**Required work**
Every line that holds the string "color" is to be identified and copied.

··· Available records

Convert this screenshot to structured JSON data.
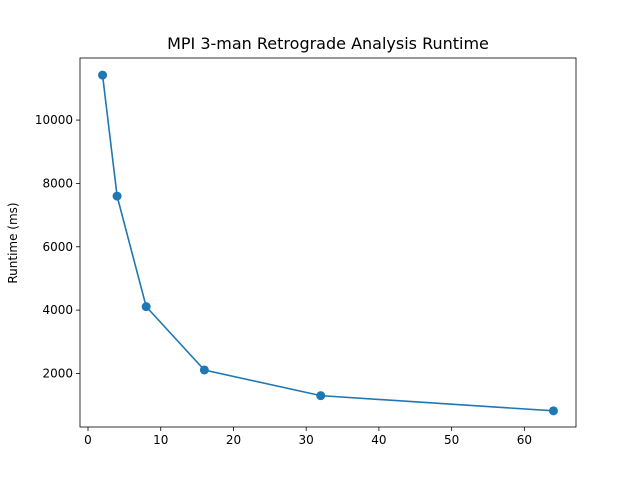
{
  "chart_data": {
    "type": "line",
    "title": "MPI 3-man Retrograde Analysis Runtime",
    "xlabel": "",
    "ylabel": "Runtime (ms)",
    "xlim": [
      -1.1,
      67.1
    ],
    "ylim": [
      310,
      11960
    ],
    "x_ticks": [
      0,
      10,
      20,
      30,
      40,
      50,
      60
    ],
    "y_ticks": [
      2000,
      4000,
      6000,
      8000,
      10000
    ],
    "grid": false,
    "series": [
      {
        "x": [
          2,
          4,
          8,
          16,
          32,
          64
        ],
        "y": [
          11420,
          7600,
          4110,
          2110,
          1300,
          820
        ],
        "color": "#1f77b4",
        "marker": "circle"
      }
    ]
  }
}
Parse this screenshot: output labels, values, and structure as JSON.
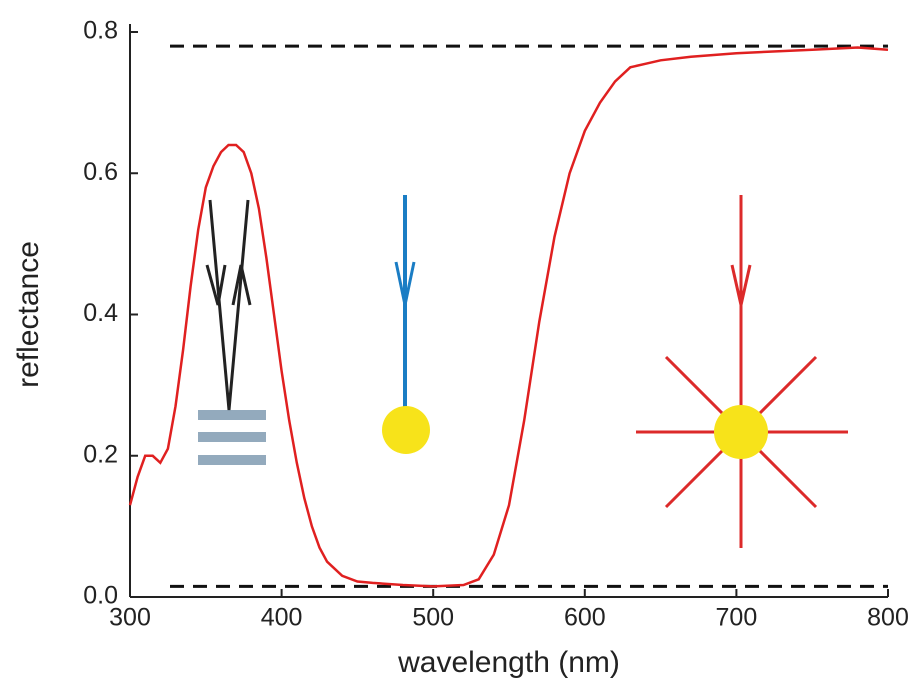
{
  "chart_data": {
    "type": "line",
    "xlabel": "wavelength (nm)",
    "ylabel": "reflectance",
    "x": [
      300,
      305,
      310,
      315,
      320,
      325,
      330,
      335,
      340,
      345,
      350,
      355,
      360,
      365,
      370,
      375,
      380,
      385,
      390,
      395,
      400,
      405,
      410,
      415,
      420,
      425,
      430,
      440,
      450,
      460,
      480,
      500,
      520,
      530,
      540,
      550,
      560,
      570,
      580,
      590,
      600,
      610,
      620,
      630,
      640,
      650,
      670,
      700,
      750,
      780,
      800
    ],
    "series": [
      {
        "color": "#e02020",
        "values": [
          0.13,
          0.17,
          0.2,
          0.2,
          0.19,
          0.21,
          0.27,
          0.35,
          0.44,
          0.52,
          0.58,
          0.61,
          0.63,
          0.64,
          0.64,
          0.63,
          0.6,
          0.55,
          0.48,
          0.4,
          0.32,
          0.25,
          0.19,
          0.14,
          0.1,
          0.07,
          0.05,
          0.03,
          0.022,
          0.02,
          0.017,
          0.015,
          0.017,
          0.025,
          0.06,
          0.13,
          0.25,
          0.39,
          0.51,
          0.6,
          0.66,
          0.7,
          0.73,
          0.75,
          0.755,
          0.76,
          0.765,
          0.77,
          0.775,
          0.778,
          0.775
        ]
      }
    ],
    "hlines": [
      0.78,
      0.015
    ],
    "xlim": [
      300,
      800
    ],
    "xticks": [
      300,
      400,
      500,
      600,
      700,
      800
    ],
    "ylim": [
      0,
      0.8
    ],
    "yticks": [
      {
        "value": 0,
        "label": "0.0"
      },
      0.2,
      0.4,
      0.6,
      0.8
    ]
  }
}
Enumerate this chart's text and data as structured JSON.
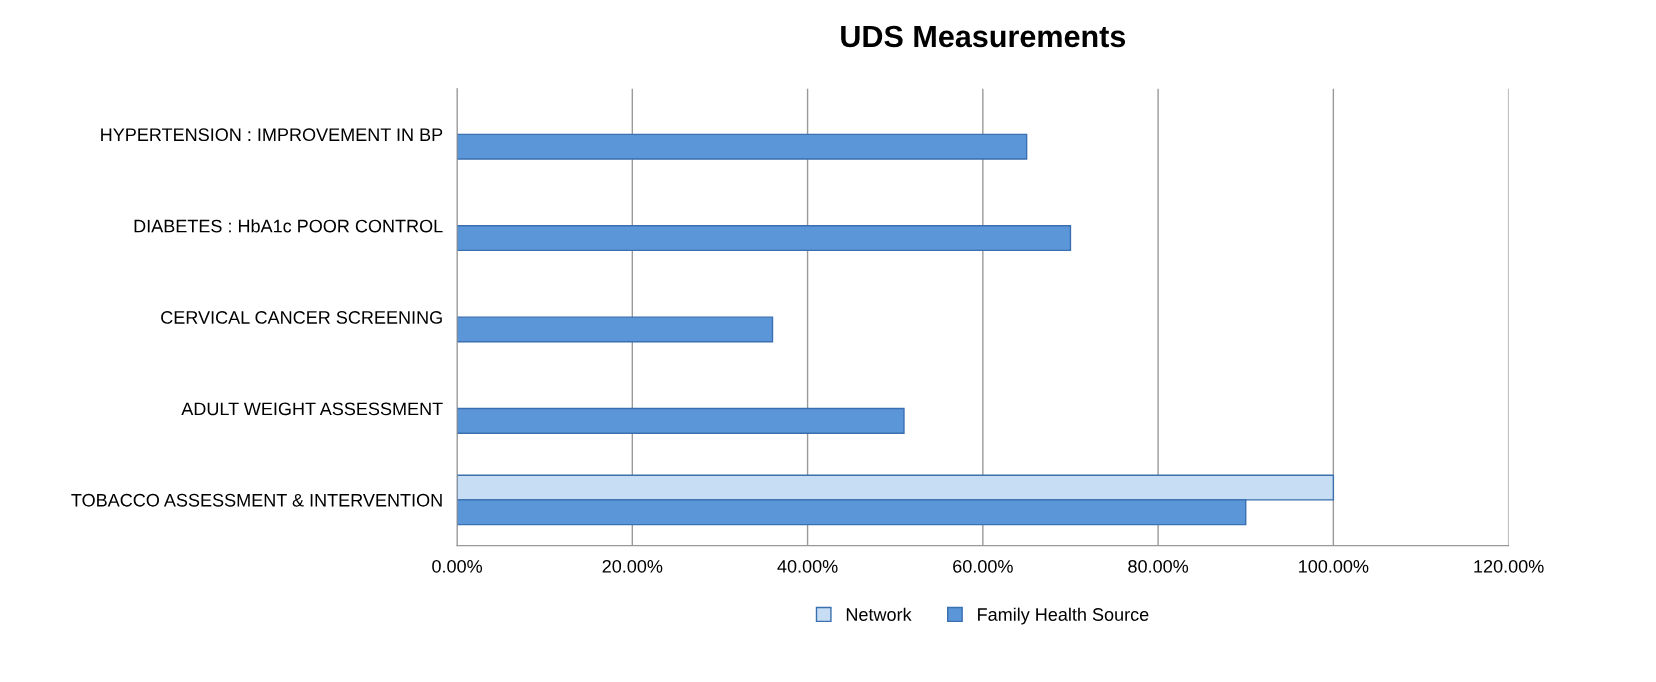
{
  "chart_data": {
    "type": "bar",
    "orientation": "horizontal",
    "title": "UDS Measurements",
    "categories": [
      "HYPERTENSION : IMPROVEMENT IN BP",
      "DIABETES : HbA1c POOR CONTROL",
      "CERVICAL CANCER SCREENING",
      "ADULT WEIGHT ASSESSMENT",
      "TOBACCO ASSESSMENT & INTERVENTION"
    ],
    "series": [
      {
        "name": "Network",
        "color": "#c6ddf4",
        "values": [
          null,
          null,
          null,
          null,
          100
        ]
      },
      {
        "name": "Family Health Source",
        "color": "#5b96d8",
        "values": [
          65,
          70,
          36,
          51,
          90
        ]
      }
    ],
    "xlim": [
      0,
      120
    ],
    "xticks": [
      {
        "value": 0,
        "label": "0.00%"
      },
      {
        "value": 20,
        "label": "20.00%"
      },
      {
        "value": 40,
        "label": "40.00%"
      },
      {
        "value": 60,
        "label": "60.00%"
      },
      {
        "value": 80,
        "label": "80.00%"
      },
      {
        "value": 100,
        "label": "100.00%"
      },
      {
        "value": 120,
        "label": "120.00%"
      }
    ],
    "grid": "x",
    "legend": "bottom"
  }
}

······

**Written answer**
        "color": "#1f77b4",
        "color": "#e02020",
        "color": "#c6ddf4",
        "color": "#5b96d8",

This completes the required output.